▶ _ACTIVITY 1_
In the comic review, what does the title splash page show?
▶ _ACTIVITY 2_
Pick up the Deadman comic review after its final sentence and keep writing it.

This issue is much less about conversation, and much more about letting the pictures do the talking. Depending on your preference, that can be a good thing or a bad thing. But here, it seems to really fit the plot. Gotham is a town of action, not words. Boston is a performer, not a speech giver. So, the dialogue here needed to be light, with the pictures serving as the real storyteller. The artwork certainly did not fail to fulfill that role. The title splash page of Boston somersaulting from the rooftop was tremendous, and did a terrific job of showing that Boston has finally had enough of inaction.But it also showed that he still hasn’t put a high enough value on his own life, a lesson he learns later in the book. Later, the expression on his face, just before he begins his “This Is Your Life” moment, speaks so much more than any words could say. In that one moment, he realizes what he has done, and the cherished thing that he had once again lost. As he sees his life laid out in front of him, the expressions on Deadman’s face continue to show that helplessness, with no way to change the mistakes that he’s already made.

▶ _ENTRIES PROVIDED_
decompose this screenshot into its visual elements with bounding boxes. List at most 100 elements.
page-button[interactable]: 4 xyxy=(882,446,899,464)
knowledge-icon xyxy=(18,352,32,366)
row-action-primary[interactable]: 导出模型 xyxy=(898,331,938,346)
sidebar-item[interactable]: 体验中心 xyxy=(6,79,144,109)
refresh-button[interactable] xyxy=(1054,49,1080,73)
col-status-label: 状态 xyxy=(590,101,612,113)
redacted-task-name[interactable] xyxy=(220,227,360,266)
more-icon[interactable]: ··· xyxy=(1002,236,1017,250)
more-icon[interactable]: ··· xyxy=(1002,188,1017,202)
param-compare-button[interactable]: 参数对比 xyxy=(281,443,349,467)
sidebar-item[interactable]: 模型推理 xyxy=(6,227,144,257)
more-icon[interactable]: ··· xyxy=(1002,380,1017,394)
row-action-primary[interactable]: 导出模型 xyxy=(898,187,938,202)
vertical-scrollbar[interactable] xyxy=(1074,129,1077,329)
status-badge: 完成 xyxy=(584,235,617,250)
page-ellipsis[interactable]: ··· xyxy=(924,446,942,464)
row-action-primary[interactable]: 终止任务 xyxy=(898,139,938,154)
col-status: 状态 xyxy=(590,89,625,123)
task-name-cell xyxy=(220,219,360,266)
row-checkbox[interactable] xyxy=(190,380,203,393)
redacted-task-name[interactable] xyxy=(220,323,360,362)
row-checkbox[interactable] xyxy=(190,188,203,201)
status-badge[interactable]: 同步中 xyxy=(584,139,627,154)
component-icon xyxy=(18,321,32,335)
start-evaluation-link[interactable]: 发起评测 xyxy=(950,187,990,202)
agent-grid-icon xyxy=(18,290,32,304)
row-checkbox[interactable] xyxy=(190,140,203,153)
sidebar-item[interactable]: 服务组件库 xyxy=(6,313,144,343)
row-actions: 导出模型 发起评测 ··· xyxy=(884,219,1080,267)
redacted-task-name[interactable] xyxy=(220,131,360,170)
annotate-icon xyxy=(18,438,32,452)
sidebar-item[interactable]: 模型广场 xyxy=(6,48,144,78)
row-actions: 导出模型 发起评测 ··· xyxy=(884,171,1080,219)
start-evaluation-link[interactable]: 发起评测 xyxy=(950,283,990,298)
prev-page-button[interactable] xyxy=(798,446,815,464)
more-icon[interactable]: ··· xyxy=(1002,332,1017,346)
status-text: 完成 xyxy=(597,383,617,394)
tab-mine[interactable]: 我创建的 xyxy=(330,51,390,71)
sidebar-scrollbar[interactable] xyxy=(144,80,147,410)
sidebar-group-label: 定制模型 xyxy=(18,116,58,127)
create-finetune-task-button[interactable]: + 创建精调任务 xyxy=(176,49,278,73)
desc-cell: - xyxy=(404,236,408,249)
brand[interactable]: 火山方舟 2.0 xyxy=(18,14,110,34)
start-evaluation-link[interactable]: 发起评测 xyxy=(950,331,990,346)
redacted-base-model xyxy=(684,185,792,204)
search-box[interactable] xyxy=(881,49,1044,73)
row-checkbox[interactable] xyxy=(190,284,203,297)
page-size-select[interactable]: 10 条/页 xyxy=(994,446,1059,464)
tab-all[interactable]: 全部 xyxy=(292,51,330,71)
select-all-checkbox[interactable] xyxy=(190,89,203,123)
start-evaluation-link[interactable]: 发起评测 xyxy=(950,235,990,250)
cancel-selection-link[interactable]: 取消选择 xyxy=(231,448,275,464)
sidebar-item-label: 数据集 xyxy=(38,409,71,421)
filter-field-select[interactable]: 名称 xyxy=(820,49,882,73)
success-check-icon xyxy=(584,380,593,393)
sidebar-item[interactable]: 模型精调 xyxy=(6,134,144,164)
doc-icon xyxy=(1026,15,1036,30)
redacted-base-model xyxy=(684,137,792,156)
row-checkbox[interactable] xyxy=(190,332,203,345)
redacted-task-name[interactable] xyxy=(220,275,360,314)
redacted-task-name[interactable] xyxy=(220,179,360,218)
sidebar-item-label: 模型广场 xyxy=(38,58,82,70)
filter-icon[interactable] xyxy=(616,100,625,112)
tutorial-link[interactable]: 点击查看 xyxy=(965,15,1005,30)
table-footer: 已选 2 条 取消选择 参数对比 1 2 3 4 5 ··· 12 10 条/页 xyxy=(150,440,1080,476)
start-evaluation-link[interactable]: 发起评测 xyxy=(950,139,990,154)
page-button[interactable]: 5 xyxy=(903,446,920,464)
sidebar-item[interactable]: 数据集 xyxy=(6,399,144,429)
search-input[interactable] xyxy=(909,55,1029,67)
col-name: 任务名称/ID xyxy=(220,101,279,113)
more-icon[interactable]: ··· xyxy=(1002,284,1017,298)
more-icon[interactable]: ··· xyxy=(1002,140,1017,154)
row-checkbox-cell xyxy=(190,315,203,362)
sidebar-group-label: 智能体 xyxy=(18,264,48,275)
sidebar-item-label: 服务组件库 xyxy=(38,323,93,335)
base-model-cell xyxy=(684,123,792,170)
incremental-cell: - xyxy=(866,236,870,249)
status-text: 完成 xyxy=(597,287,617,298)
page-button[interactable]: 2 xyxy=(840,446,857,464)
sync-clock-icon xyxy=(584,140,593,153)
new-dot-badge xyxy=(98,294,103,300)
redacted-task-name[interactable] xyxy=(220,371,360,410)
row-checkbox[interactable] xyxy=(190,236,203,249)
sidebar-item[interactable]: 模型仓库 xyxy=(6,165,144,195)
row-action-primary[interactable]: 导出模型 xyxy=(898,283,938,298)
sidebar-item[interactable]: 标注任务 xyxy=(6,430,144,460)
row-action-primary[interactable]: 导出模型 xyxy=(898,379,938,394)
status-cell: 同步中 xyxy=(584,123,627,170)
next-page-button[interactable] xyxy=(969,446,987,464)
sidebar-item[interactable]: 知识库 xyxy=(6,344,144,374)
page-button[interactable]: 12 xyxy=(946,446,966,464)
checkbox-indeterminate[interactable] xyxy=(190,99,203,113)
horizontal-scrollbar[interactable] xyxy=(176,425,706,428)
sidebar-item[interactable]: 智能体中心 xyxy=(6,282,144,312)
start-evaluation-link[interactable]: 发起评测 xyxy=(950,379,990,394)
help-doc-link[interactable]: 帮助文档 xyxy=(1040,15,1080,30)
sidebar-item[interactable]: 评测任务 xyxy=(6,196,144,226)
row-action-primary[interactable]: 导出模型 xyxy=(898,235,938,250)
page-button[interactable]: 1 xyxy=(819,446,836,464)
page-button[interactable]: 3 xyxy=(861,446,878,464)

▶ _ANSWER SECTION 1_
Boston somersaulting from the rooftop.

▶ _ANSWER SECTION 2_
In terms of plot advancement, the issue seems to end with Boston having finally awoke from his slumber, having seen “the light” about how he’s sleepwalked through life. Perhaps now, he can begin living again, and will find the ultimate replacement for the White Lantern entity. The reader continues to get the feeling that he won’t have to look very far. And Batman, having worn the ring for only a few moments, now has some major knowledge that he seems to be unique in possessing. The reader is left to wonder just how much else has he learned from the ring, and how will it effect who he is. Has Batman, like Boston, seen the value of “LIFE”, and what it means to truly live?

And so, this issue, once again is a 180 degree turn from the previous issue. Where #13 was heavy on words, with little plot advancement, issue #14 used much fewer words to take the reader on a much more fulfilling journey. It will be a shame if many people didn’t buy this issue, after being turned off by the last issue. But ultimately, for those waiting to read in trade, I think that when collected, the stories will flow much better, and the reader will be able to overcome the inconsistency from issue to issue. Still, there was a lot to like about this issue, if you haven’t already jumped ship.